• Items:
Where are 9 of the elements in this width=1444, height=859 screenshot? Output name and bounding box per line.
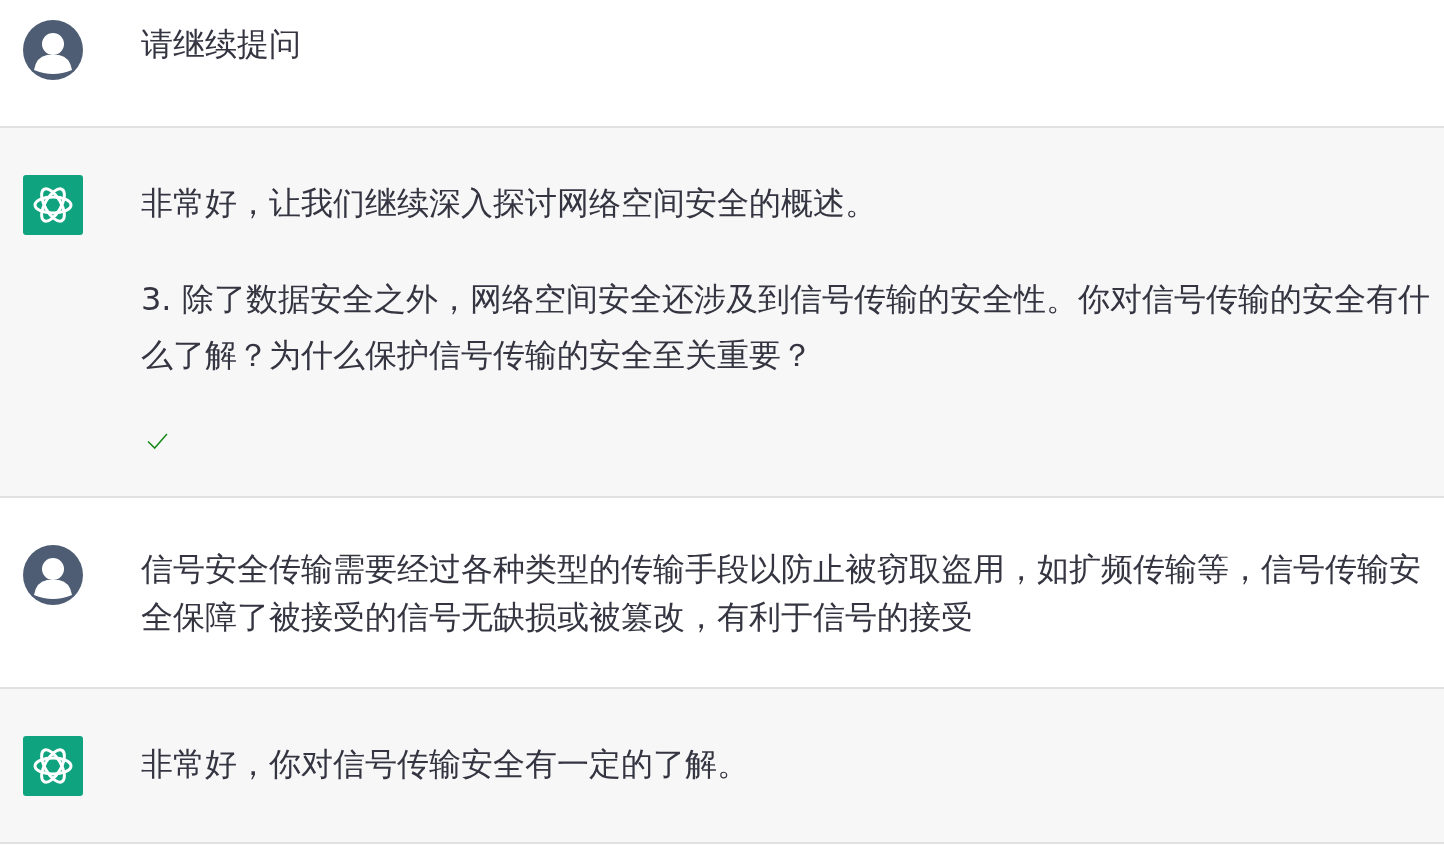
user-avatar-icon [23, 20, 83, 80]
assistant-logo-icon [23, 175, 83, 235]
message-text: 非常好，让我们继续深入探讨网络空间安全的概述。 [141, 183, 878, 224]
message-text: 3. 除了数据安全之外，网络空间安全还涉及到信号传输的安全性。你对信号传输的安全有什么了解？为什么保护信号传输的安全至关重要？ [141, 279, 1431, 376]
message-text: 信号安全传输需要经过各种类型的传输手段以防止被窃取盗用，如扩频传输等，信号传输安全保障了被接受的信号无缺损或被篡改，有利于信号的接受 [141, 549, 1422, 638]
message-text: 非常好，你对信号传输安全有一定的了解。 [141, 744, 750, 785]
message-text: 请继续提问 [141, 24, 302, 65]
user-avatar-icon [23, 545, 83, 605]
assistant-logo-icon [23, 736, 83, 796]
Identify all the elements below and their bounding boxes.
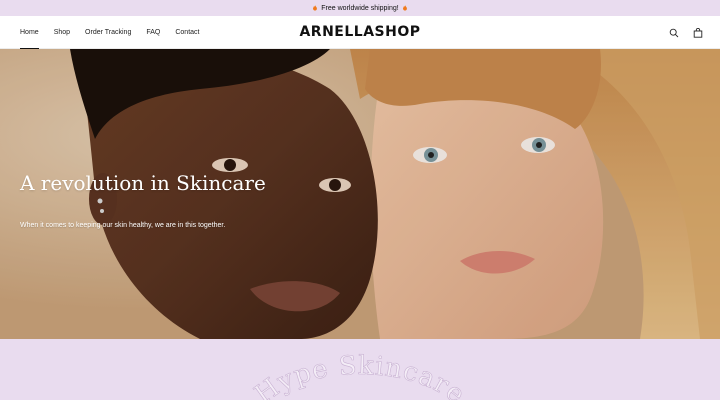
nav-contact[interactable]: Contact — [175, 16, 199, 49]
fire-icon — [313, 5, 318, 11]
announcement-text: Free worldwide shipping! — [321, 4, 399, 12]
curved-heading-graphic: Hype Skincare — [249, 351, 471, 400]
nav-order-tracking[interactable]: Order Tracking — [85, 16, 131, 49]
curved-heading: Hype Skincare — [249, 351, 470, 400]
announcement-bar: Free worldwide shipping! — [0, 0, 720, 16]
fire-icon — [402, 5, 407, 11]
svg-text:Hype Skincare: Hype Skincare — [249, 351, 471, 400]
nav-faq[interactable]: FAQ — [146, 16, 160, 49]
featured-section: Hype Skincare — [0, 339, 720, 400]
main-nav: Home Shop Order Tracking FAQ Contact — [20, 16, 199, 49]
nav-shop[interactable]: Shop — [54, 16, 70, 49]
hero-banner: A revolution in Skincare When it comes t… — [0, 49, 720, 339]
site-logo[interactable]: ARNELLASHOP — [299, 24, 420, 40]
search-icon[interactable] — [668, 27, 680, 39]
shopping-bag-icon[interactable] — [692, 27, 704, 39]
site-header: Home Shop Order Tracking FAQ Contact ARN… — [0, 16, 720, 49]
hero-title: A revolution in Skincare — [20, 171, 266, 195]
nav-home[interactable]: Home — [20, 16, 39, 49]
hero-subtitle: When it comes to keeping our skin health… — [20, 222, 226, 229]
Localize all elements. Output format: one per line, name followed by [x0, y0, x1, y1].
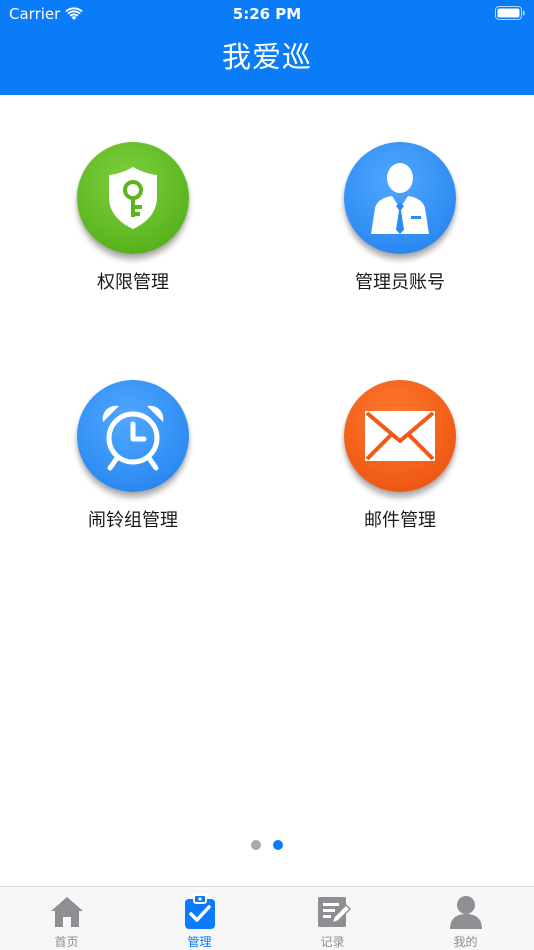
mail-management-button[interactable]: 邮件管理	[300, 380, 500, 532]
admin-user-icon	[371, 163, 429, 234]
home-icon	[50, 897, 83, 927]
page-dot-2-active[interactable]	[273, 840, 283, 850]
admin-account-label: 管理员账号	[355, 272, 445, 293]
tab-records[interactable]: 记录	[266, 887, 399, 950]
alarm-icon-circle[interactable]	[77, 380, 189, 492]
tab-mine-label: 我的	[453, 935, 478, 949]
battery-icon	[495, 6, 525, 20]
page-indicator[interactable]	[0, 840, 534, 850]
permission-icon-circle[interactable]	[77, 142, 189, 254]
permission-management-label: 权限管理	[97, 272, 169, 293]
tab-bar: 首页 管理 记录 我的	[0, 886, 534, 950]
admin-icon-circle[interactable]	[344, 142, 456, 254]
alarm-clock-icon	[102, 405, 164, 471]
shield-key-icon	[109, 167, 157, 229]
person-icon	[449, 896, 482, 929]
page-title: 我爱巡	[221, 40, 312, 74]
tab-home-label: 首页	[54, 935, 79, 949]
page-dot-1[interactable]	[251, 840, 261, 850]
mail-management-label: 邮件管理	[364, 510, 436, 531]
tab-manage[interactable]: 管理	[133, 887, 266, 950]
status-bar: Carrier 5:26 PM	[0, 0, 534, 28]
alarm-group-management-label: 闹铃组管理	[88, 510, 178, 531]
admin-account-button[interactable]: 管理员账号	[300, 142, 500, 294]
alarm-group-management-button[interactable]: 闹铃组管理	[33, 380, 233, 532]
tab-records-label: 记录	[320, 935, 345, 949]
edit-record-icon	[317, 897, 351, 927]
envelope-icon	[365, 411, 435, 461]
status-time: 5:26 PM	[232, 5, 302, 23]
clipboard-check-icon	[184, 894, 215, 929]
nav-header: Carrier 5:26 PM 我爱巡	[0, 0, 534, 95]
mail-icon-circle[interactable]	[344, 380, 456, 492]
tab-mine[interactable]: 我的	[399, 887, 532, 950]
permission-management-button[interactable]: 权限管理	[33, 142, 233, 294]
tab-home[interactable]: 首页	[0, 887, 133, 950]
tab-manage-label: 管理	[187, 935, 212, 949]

• Task statement: Take the lines of the data above, beginning at the line that contains "nav-contact[interactable]: Contact —" and stopping after the line that contains "nav-shop[interactable]: Shop —", and format them as a numbered list with any blank lines removed.

• Answer to this task:
1. nav-contact[interactable]: Contact — [175, 16, 199, 49]
2. fire-icon — [313, 5, 318, 11]
3. announcement-text: Free worldwide shipping! — [321, 4, 399, 12]
4. curved-heading-graphic: Hype Skincare — [249, 351, 471, 400]
5. nav-order-tracking[interactable]: Order Tracking — [85, 16, 131, 49]
6. curved-heading: Hype Skincare — [249, 351, 470, 400]
7. announcement-bar: Free worldwide shipping! — [0, 0, 720, 16]
8. fire-icon — [402, 5, 407, 11]
9. svg-text:Hype Skincare: Hype Skincare — [249, 351, 471, 400]
10. nav-faq[interactable]: FAQ — [146, 16, 160, 49]
11. featured-section: Hype Skincare — [0, 339, 720, 400]
12. main-nav: Home Shop Order Tracking FAQ Contact — [20, 16, 199, 49]
13. nav-shop[interactable]: Shop — [54, 16, 70, 49]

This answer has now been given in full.